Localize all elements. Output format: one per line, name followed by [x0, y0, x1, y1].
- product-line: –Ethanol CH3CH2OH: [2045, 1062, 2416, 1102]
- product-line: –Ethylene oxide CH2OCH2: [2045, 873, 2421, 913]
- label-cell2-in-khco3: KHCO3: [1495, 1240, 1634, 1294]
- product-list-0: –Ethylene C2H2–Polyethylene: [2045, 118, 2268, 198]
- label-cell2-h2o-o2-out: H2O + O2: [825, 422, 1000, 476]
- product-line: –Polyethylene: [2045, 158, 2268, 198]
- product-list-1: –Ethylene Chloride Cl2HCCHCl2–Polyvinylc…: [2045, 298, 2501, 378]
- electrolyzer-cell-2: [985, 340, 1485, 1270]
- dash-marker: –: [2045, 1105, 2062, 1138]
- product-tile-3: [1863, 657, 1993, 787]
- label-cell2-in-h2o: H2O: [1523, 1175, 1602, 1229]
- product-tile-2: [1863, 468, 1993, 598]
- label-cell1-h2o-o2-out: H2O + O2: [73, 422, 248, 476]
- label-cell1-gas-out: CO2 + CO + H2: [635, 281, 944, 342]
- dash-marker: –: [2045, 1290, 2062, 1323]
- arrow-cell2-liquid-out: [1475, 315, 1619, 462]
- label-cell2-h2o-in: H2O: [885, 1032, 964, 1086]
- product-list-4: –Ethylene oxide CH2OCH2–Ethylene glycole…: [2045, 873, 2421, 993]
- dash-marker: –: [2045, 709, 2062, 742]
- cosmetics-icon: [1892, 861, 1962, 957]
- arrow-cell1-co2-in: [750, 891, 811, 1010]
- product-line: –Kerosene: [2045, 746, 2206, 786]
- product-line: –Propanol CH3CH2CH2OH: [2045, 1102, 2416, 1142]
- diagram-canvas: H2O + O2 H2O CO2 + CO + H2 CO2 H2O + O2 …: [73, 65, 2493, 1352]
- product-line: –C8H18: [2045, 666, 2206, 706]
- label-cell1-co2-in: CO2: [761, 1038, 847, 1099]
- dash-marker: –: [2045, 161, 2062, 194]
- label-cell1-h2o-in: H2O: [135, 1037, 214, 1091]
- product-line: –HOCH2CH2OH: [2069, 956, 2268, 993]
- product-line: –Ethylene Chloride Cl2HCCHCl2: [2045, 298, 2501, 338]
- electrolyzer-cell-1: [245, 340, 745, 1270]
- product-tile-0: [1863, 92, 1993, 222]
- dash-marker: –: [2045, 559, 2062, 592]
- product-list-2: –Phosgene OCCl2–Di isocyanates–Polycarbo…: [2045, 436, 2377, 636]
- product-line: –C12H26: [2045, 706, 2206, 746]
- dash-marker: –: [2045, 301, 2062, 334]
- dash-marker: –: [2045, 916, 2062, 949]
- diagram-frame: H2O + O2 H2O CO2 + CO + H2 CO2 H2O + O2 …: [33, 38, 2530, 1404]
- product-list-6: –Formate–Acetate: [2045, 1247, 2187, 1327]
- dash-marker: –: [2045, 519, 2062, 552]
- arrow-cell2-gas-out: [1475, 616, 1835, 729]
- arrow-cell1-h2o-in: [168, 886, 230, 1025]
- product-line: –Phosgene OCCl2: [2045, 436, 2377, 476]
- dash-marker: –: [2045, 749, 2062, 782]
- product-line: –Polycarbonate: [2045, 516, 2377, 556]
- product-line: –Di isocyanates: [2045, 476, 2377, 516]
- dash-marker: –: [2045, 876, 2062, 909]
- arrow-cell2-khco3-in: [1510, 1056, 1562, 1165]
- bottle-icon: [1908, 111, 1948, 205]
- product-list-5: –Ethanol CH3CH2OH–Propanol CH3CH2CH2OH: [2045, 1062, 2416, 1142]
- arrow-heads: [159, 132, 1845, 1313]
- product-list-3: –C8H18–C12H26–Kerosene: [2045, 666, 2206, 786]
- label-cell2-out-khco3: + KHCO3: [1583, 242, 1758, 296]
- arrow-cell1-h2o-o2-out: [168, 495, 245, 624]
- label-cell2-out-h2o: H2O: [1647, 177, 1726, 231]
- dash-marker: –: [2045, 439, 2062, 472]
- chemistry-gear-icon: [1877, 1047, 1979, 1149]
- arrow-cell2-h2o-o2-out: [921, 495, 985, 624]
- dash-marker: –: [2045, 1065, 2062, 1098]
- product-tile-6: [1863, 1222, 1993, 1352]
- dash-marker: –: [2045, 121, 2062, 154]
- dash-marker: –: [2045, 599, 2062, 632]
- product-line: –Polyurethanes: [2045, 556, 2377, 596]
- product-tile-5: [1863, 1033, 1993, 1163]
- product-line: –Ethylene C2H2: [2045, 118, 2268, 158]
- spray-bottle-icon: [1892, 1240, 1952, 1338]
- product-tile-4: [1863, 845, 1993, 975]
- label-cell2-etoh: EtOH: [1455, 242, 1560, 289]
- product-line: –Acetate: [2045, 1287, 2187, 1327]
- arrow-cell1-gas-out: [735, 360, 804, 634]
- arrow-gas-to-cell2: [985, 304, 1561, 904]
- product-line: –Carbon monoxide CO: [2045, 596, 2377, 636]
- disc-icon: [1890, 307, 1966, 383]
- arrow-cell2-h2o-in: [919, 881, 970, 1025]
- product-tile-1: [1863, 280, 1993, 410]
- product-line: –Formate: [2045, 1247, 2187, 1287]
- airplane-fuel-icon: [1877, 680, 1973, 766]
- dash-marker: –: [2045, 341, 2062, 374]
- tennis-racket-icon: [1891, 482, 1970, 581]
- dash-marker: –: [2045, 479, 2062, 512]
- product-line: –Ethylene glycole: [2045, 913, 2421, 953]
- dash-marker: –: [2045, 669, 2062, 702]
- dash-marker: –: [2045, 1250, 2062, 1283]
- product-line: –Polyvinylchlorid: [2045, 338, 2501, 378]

◆ SET TASK ◆
Pull out every line of the listing from its first line through the line containing "- label-cell1-co2-in: CO2: [761, 1038, 847, 1099]", both ends included, and reproduce them exactly.

◆ WORKED SOLUTION ◆
Localize all elements. Output format: one per line, name followed by [x0, y0, x1, y1].
- product-line: –Ethanol CH3CH2OH: [2045, 1062, 2416, 1102]
- product-line: –Ethylene oxide CH2OCH2: [2045, 873, 2421, 913]
- label-cell2-in-khco3: KHCO3: [1495, 1240, 1634, 1294]
- product-list-0: –Ethylene C2H2–Polyethylene: [2045, 118, 2268, 198]
- label-cell2-h2o-o2-out: H2O + O2: [825, 422, 1000, 476]
- product-line: –Polyethylene: [2045, 158, 2268, 198]
- product-list-1: –Ethylene Chloride Cl2HCCHCl2–Polyvinylc…: [2045, 298, 2501, 378]
- electrolyzer-cell-2: [985, 340, 1485, 1270]
- dash-marker: –: [2045, 1105, 2062, 1138]
- product-tile-3: [1863, 657, 1993, 787]
- label-cell2-in-h2o: H2O: [1523, 1175, 1602, 1229]
- product-tile-2: [1863, 468, 1993, 598]
- label-cell1-h2o-o2-out: H2O + O2: [73, 422, 248, 476]
- label-cell1-gas-out: CO2 + CO + H2: [635, 281, 944, 342]
- dash-marker: –: [2045, 1290, 2062, 1323]
- arrow-cell2-liquid-out: [1475, 315, 1619, 462]
- label-cell2-h2o-in: H2O: [885, 1032, 964, 1086]
- product-list-4: –Ethylene oxide CH2OCH2–Ethylene glycole…: [2045, 873, 2421, 993]
- dash-marker: –: [2045, 709, 2062, 742]
- cosmetics-icon: [1892, 861, 1962, 957]
- arrow-cell1-co2-in: [750, 891, 811, 1010]
- product-line: –Kerosene: [2045, 746, 2206, 786]
- product-line: –Propanol CH3CH2CH2OH: [2045, 1102, 2416, 1142]
- diagram-canvas: H2O + O2 H2O CO2 + CO + H2 CO2 H2O + O2 …: [73, 65, 2493, 1352]
- product-line: –C8H18: [2045, 666, 2206, 706]
- label-cell1-co2-in: CO2: [761, 1038, 847, 1099]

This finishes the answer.